**DESCRIPTION OF THE TASK**
Wherever the word "силу" appears in the entries, copy the whole line.
───── EXERCISE DATA ─────
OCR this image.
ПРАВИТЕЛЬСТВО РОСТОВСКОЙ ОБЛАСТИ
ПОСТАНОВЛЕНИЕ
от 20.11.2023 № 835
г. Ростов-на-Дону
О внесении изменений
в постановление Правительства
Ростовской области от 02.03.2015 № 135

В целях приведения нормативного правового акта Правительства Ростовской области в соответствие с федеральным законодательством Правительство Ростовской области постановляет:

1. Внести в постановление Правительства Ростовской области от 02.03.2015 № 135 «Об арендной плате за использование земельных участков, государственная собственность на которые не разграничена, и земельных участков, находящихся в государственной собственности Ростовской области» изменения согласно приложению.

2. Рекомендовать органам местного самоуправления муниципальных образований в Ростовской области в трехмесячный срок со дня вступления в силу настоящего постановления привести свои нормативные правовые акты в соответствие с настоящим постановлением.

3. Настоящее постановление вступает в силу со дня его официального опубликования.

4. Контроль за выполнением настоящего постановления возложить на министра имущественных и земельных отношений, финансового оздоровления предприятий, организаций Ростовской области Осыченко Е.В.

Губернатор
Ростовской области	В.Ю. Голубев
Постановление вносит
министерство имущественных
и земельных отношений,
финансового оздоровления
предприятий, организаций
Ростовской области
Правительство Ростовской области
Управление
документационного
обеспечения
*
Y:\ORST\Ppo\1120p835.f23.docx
─────
**ANSWER IN FULL**
2. Рекомендовать органам местного самоуправления муниципальных образований в Ростовской области в трехмесячный срок со дня вступления в силу настоящего постановления привести свои нормативные правовые акты в соответствие с настоящим постановлением.
3. Настоящее постановление вступает в силу со дня его официального опубликования.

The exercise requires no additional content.